Restate all of the entries exactly, dropping any pictures they hold.

-=-=-

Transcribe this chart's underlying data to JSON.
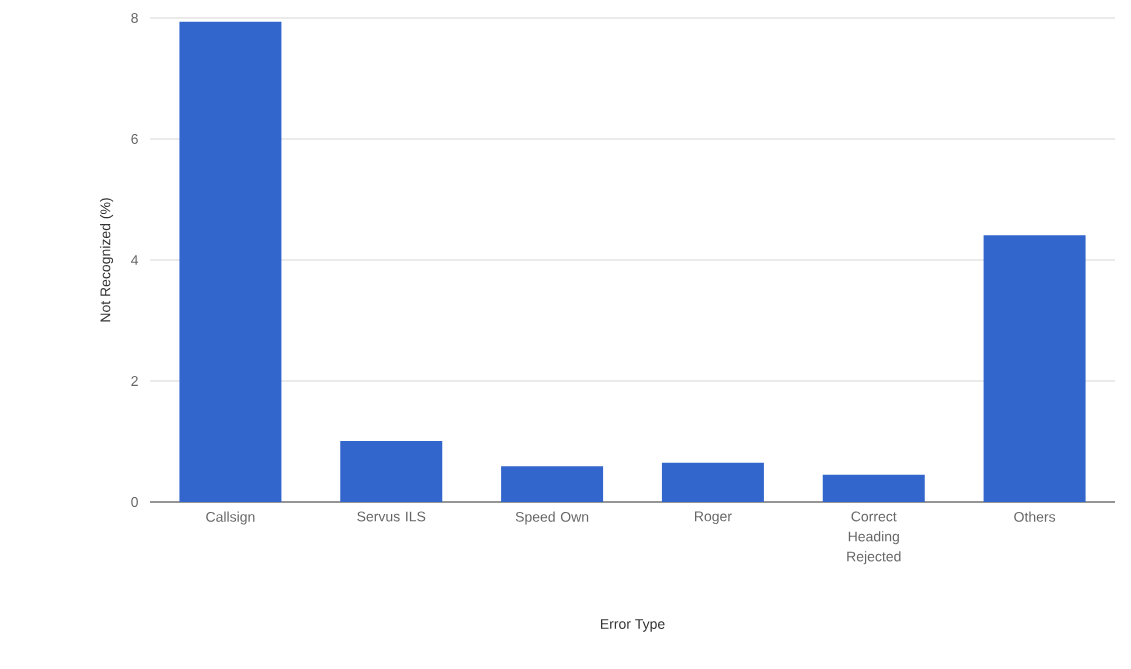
{
  "chart_data": {
    "type": "bar",
    "xlabel": "Error Type",
    "ylabel": "Not Recognized (%)",
    "categories": [
      "Callsign",
      "Servus ILS",
      "Speed Own",
      "Roger",
      "Correct Heading Rejected",
      "Others"
    ],
    "values": [
      7.94,
      1.01,
      0.59,
      0.65,
      0.45,
      4.41
    ],
    "color": "#3366cc",
    "ylim": [
      0,
      8
    ],
    "yticks": [
      0,
      2,
      4,
      6,
      8
    ],
    "grid": "y"
  }
}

-=-=-

> **SOLUTION**
Transcribe this chart's underlying data to JSON.
{
  "chart_data": {
    "type": "bar",
    "xlabel": "Error Type",
    "ylabel": "Not Recognized (%)",
    "categories": [
      "Callsign",
      "Servus ILS",
      "Speed Own",
      "Roger",
      "Correct Heading Rejected",
      "Others"
    ],
    "values": [
      7.94,
      1.01,
      0.59,
      0.65,
      0.45,
      4.41
    ],
    "color": "#3366cc",
    "ylim": [
      0,
      8
    ],
    "yticks": [
      0,
      2,
      4,
      6,
      8
    ],
    "grid": "y"
  }
}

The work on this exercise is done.